Examine the material below. Gather every line in which the string "need" appears.

§ Entries

=-=-=

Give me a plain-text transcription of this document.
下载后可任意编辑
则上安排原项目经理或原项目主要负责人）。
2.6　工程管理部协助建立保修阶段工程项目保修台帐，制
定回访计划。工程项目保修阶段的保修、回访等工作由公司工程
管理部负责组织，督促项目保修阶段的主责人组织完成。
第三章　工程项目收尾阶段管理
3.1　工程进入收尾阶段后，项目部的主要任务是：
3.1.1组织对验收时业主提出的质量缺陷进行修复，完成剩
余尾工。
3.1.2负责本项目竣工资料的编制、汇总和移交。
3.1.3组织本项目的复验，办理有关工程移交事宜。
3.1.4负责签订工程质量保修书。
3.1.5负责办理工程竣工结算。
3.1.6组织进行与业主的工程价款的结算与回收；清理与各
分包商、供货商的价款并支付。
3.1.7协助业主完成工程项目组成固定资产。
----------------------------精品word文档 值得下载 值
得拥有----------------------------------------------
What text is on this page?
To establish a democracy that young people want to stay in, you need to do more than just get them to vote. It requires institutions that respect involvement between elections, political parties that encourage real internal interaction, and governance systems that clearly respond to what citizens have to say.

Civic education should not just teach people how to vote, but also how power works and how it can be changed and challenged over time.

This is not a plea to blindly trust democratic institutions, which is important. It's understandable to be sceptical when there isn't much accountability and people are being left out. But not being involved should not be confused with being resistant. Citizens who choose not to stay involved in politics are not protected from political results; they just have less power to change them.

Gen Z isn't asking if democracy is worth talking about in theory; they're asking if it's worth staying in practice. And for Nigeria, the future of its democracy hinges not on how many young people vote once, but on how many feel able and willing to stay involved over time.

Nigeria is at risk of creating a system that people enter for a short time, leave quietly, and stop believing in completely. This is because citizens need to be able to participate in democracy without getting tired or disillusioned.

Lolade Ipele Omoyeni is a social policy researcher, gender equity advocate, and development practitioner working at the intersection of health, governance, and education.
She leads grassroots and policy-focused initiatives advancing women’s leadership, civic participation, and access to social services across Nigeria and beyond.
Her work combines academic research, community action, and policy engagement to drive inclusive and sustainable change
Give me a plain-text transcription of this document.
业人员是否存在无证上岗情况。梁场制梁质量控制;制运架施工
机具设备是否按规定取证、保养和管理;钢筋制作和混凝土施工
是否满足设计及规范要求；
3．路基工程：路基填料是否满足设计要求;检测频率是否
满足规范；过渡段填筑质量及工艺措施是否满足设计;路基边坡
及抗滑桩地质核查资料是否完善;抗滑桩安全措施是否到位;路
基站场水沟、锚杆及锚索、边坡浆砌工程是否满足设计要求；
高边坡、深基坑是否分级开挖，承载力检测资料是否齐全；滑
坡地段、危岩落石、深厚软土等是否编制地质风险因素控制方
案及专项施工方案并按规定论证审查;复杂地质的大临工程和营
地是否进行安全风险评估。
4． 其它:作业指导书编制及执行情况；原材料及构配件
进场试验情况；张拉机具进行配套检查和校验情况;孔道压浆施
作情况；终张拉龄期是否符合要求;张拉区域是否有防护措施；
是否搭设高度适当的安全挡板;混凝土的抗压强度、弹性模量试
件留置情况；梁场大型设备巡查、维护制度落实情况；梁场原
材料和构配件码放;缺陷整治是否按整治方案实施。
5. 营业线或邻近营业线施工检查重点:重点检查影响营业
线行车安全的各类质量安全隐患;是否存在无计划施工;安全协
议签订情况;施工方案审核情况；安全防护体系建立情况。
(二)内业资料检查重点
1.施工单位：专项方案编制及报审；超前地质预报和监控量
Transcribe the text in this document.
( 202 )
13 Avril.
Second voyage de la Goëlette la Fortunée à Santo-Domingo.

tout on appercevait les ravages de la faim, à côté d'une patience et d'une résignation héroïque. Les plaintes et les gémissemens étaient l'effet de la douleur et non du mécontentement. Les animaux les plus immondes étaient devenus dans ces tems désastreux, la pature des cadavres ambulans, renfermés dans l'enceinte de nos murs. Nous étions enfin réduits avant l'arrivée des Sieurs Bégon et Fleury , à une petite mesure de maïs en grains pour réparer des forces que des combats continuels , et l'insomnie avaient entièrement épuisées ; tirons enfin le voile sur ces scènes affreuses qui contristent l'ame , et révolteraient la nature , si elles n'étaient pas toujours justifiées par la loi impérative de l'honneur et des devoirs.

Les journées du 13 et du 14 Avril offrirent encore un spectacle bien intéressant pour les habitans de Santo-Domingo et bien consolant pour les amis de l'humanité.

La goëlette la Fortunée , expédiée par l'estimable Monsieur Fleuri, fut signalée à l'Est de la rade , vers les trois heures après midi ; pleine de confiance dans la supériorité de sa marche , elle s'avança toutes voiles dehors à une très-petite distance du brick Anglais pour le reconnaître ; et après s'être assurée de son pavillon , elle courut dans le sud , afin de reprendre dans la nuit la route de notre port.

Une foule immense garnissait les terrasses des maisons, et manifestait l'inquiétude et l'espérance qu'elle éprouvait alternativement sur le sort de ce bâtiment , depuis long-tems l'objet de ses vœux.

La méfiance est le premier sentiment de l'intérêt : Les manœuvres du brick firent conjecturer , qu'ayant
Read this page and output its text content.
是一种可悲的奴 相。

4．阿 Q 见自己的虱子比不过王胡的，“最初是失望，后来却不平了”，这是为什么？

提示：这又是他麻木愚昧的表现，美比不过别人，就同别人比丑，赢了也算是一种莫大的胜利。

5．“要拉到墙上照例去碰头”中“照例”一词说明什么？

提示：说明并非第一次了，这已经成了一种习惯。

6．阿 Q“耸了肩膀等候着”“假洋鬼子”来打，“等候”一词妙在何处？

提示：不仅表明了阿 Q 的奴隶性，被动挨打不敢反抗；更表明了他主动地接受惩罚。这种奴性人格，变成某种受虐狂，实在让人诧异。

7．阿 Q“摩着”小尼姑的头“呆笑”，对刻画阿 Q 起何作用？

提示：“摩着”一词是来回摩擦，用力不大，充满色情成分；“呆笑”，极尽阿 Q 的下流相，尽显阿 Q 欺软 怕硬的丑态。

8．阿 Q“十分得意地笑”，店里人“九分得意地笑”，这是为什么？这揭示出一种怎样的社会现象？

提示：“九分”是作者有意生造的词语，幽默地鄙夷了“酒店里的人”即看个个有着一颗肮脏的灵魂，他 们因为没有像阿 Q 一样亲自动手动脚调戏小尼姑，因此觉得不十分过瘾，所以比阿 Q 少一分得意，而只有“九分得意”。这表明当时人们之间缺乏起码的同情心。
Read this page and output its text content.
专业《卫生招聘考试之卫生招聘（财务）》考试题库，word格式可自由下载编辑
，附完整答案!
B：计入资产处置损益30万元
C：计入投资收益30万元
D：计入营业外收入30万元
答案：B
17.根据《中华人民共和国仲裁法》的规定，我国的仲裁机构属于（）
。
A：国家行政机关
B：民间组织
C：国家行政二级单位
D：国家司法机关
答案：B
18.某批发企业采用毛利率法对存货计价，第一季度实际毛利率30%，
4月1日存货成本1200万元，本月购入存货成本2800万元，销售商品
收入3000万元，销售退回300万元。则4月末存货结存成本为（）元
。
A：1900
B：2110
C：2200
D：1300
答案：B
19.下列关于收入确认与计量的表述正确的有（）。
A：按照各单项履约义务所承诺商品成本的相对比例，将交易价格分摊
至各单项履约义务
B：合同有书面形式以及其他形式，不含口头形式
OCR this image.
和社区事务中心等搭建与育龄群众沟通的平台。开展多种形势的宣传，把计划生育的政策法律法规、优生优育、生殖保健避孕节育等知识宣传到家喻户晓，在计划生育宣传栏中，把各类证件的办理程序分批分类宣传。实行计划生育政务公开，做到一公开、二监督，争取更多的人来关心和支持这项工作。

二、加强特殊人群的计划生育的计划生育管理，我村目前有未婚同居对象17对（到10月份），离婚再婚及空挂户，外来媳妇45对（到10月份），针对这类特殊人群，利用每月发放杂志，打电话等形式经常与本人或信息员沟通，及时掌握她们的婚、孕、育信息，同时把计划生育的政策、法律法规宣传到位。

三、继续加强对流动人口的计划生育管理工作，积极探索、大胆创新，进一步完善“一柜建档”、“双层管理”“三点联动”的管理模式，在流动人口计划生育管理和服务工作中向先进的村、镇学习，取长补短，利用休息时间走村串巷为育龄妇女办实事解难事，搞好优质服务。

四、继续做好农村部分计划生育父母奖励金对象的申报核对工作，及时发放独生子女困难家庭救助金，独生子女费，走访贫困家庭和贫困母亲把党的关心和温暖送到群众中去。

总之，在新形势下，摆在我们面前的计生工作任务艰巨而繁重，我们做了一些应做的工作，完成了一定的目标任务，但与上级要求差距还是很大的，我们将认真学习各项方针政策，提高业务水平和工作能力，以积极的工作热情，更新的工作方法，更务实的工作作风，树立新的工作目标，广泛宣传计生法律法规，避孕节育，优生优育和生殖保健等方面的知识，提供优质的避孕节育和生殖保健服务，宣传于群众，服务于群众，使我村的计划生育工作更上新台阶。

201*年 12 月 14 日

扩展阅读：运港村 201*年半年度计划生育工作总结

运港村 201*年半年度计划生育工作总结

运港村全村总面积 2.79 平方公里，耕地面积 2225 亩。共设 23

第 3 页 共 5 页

=-=-=

§ Exercise answer
To establish a democracy that young people want to stay in, you need to do more than just get them to vote. It requires institutions that respect involvement between elections, political parties that encourage real internal interaction, and governance systems that clearly respond to what citizens have to say.
Nigeria is at risk of creating a system that people enter for a short time, leave quietly, and stop believing in completely. This is because citizens need to be able to participate in democracy without getting tired or disillusioned.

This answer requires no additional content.